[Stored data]
--------------------
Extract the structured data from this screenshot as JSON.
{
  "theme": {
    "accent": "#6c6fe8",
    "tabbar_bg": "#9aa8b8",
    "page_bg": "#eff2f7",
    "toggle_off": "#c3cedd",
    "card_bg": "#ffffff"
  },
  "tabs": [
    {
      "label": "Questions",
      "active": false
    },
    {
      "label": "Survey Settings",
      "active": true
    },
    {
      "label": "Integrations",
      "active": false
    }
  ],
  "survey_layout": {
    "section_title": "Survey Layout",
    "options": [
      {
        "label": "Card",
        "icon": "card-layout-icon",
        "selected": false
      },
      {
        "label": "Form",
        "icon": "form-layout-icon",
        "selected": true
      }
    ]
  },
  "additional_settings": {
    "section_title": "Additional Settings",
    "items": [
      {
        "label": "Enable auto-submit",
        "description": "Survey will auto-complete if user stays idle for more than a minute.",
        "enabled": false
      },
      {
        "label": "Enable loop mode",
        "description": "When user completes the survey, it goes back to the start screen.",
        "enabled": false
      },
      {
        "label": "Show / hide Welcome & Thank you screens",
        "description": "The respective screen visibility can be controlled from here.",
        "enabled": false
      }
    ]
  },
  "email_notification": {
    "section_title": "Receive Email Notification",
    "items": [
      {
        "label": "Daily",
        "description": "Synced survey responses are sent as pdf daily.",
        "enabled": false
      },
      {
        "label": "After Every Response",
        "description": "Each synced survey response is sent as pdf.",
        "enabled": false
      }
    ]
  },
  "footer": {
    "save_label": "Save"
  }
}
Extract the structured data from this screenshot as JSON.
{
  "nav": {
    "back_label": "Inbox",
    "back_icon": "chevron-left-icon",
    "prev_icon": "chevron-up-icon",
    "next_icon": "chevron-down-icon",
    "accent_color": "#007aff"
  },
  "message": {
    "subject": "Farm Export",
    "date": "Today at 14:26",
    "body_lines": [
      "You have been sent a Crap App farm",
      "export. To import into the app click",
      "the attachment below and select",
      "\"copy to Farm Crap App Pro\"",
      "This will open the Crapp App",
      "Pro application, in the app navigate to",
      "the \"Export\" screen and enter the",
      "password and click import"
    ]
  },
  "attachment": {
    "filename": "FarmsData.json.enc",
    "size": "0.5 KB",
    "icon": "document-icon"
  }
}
--------------------
EXERCISE
Output all of the material, please, exactly as it stands.

THE COMPLETED TASK
Extract the structured data from this screenshot as JSON.
{
  "theme": {
    "accent": "#6c6fe8",
    "tabbar_bg": "#9aa8b8",
    "page_bg": "#eff2f7",
    "toggle_off": "#c3cedd",
    "card_bg": "#ffffff"
  },
  "tabs": [
    {
      "label": "Questions",
      "active": false
    },
    {
      "label": "Survey Settings",
      "active": true
    },
    {
      "label": "Integrations",
      "active": false
    }
  ],
  "survey_layout": {
    "section_title": "Survey Layout",
    "options": [
      {
        "label": "Card",
        "icon": "card-layout-icon",
        "selected": false
      },
      {
        "label": "Form",
        "icon": "form-layout-icon",
        "selected": true
      }
    ]
  },
  "additional_settings": {
    "section_title": "Additional Settings",
    "items": [
      {
        "label": "Enable auto-submit",
        "description": "Survey will auto-complete if user stays idle for more than a minute.",
        "enabled": false
      },
      {
        "label": "Enable loop mode",
        "description": "When user completes the survey, it goes back to the start screen.",
        "enabled": false
      },
      {
        "label": "Show / hide Welcome & Thank you screens",
        "description": "The respective screen visibility can be controlled from here.",
        "enabled": false
      }
    ]
  },
  "email_notification": {
    "section_title": "Receive Email Notification",
    "items": [
      {
        "label": "Daily",
        "description": "Synced survey responses are sent as pdf daily.",
        "enabled": false
      },
      {
        "label": "After Every Response",
        "description": "Each synced survey response is sent as pdf.",
        "enabled": false
      }
    ]
  },
  "footer": {
    "save_label": "Save"
  }
}
Extract the structured data from this screenshot as JSON.
{
  "nav": {
    "back_label": "Inbox",
    "back_icon": "chevron-left-icon",
    "prev_icon": "chevron-up-icon",
    "next_icon": "chevron-down-icon",
    "accent_color": "#007aff"
  },
  "message": {
    "subject": "Farm Export",
    "date": "Today at 14:26",
    "body_lines": [
      "You have been sent a Crap App farm",
      "export. To import into the app click",
      "the attachment below and select",
      "\"copy to Farm Crap App Pro\"",
      "This will open the Crapp App",
      "Pro application, in the app navigate to",
      "the \"Export\" screen and enter the",
      "password and click import"
    ]
  },
  "attachment": {
    "filename": "FarmsData.json.enc",
    "size": "0.5 KB",
    "icon": "document-icon"
  }
}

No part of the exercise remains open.